**Problem to solve**. Using the material that follows, identify and copy each line with the string "Khối".

**Entries provided**.
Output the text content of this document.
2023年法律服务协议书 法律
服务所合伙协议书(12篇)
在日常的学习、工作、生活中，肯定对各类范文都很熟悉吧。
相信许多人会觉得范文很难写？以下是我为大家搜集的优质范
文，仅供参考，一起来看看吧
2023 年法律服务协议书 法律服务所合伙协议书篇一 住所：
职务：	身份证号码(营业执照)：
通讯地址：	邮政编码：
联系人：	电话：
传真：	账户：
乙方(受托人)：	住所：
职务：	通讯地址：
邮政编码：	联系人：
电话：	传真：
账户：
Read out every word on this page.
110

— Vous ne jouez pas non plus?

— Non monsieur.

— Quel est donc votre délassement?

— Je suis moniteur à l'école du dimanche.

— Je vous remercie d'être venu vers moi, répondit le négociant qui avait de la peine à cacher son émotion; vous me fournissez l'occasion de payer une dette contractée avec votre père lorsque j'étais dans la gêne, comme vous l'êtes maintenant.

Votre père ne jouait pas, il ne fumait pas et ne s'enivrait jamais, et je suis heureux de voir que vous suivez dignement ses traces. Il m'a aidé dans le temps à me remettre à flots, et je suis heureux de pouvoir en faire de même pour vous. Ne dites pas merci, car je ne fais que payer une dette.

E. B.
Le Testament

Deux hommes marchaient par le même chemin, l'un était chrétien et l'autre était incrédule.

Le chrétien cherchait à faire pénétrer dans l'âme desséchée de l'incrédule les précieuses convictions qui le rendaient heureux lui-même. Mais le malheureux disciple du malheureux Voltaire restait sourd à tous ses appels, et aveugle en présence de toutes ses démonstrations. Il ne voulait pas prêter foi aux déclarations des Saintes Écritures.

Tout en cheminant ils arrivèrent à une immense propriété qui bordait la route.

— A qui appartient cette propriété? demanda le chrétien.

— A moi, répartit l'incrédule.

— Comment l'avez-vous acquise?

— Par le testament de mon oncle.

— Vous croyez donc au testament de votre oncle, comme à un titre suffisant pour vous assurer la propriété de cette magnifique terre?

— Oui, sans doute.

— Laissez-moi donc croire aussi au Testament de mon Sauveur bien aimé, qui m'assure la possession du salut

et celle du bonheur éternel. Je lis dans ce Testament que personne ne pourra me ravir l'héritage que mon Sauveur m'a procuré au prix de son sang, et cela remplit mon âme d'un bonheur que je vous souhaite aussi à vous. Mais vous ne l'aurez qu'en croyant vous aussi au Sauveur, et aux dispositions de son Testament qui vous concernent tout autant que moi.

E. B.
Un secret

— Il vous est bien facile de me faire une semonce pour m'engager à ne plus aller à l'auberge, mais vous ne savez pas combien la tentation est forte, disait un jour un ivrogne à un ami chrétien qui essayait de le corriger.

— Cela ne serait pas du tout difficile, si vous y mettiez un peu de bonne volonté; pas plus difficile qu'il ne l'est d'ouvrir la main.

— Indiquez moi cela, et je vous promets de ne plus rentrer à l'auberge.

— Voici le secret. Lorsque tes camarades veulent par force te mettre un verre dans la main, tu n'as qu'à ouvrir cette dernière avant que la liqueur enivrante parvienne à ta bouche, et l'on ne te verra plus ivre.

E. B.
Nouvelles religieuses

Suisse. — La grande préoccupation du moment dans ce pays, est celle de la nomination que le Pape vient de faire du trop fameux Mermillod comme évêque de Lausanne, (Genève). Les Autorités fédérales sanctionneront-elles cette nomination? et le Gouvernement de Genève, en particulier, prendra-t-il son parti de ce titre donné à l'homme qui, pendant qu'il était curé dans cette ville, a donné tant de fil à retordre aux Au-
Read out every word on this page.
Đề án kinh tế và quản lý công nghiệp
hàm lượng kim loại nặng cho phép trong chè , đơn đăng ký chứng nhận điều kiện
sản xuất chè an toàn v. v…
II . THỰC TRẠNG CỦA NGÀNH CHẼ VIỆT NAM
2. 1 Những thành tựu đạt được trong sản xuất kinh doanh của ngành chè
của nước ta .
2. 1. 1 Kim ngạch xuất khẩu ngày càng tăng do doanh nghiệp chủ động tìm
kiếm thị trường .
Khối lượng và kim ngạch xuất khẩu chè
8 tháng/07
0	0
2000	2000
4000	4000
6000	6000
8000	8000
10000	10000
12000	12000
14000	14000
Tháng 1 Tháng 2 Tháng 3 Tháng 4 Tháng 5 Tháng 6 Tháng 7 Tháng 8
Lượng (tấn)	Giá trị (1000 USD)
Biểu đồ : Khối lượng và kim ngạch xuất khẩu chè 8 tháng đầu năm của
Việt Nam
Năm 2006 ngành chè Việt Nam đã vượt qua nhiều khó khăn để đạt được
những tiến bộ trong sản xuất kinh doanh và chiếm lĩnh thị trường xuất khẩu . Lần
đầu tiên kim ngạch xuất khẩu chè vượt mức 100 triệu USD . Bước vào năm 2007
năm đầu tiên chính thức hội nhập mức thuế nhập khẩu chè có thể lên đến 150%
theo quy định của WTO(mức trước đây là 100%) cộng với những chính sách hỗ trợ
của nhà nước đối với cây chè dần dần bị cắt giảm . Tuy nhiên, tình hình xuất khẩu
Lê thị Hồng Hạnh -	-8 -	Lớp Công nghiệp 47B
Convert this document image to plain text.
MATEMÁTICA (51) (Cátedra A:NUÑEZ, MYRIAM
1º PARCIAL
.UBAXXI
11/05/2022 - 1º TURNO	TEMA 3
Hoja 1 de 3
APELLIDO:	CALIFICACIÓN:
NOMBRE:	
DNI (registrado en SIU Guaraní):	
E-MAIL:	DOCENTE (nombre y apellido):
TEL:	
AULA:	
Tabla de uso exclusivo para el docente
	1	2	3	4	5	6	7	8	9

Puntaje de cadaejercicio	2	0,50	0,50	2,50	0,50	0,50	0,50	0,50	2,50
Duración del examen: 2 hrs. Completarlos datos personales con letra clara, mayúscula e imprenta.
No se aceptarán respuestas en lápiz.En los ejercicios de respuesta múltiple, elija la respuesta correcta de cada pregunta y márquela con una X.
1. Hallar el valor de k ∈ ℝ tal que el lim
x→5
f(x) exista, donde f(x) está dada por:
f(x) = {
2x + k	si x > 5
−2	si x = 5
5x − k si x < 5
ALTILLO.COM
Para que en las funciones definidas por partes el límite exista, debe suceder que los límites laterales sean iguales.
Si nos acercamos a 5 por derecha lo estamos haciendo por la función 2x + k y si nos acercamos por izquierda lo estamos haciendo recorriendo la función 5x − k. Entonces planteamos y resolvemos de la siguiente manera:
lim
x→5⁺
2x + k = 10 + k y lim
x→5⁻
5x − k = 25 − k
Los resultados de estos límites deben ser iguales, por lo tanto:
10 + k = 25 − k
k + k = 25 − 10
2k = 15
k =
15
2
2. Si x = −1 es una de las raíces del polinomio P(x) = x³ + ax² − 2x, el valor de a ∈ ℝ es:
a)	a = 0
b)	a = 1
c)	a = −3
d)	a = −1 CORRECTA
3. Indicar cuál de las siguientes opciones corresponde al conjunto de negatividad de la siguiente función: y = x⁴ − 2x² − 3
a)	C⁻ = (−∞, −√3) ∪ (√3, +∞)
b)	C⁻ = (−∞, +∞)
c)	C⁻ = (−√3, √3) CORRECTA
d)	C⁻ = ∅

**Full response**.
Khối lượng và kim ngạch xuất khẩu chè
Biểu đồ : Khối lượng và kim ngạch xuất khẩu chè 8 tháng đầu năm của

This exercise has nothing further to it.